● **WHAT TO DO**
Carry on the news report below about the High Court ruling on Hopewell Chin'ono and section 31 of the Criminal Code, picking up after its last sentence.

High Court judge, Justice Jester Charewa has set aside Harare Magistrate Lazini Ncube’s decision to place freelance journalist Hopewell Chin’ono on remand after declaring that section 31 of the Criminal Code is no longer part of Zimbabwean law.
The state used Section 31 of the Criminal code to arrest and charge Chin’ono of communicating falsehoods.
This followed a Twitter post by Chin’ono about a police officer who reportedly hit a baby strapped on the mother’s back while trying to disperse a commuter omnibus which was loading at an undesignated point.
Chin’ono approached the High Court to have his arrest declared unconstitutional as the full bench of the Constitutional Court had in 2014 outlawed Section 31 of the criminal code.

“Our lawyer Harrison Nkomo has ended the persecution of freelance journalist after obtaining an order granted by Justice Jester Charewa in which she quashed criminal proceedings against Chin’ono on charges of communicating or publishing falsehoods,” reads the message from the Zimbabwe Lawyers for Human Rights.

● **DATA SUPPLIED**
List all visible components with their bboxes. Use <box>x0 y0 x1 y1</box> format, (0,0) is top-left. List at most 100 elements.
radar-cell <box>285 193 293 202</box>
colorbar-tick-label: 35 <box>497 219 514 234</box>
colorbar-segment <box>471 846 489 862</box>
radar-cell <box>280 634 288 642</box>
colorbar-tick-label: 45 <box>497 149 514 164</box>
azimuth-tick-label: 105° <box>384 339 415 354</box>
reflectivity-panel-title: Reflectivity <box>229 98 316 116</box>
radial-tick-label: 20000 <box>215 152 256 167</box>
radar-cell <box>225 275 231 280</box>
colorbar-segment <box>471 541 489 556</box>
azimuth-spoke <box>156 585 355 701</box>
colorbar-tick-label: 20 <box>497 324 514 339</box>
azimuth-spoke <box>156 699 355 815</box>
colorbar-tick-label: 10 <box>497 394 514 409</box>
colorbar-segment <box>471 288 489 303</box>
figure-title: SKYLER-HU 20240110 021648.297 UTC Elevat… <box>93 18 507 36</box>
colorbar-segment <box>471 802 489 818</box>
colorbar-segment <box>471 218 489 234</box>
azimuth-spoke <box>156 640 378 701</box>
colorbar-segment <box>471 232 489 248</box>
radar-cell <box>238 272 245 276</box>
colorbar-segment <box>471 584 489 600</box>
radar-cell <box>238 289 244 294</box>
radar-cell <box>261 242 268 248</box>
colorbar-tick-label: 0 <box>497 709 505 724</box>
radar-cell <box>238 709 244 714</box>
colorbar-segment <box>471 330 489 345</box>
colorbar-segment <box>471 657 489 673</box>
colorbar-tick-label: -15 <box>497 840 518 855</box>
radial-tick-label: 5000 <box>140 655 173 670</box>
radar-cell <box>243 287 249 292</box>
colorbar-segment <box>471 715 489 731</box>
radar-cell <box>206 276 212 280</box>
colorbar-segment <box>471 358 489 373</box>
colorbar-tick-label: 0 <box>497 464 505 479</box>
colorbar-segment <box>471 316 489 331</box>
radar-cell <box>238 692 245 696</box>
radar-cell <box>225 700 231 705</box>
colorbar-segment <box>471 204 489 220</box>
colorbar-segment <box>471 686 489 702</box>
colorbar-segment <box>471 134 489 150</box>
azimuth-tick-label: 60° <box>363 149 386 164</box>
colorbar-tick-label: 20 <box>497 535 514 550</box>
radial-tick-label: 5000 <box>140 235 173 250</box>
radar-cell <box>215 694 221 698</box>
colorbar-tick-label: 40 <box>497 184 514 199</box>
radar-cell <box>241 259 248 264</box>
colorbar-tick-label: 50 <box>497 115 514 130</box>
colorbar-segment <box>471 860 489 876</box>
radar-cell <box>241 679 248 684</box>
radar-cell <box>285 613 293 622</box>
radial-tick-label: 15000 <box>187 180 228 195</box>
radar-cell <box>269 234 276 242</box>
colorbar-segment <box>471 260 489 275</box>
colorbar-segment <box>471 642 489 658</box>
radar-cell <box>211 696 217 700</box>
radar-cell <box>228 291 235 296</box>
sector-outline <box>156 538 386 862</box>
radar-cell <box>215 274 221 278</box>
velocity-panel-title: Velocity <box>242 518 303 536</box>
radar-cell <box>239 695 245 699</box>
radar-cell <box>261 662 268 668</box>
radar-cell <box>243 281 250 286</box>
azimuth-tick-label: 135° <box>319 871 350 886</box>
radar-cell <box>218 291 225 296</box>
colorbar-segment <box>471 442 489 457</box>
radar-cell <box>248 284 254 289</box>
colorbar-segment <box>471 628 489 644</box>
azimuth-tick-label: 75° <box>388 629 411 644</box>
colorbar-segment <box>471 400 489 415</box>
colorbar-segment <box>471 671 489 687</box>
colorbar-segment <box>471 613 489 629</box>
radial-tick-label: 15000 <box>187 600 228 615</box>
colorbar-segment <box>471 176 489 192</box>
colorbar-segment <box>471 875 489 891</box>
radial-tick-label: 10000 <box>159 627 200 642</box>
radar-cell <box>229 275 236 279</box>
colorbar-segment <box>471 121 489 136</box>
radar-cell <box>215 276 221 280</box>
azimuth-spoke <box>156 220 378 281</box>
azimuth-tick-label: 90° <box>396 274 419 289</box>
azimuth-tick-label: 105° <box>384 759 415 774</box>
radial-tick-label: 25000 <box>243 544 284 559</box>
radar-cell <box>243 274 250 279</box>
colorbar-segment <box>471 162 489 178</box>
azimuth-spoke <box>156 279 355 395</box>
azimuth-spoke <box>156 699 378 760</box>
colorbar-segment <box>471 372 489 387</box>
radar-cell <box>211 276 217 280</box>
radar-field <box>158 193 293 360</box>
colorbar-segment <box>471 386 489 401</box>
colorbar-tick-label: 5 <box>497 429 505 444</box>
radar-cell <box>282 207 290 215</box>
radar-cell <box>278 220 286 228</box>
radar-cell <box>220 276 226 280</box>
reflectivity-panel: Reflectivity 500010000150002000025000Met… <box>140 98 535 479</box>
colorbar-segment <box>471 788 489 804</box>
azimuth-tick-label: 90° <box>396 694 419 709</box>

● **RESULT**
Meanwhile, Chin’ono said he will be suing the state for unlawful detention, wrongful arrest and malicious prosecution.

“I have just finished a meeting with my lawyer, Harrison Nkomo, who got my court case quashed in the High Court because I was charged under a law that doesn’t exist.

“I have instructed him to sue the State for unlawful detention, wrongful arrest and malicious prosecution,” said Chin’ono in a Twitter post.
United Kingdom based lawyer and lecturer Alex Magaisa said arresting officers should be sued in their official and personal capacities to set a precedence against future unlawful arrests.
“I hope @daddyhope Hopewell will take it a step further and sue the state and arresting officers for violating his rights and seek damages. The arresting officers should be sued in both their official and personal capacities. There has to be a precedent,” said Magaisa.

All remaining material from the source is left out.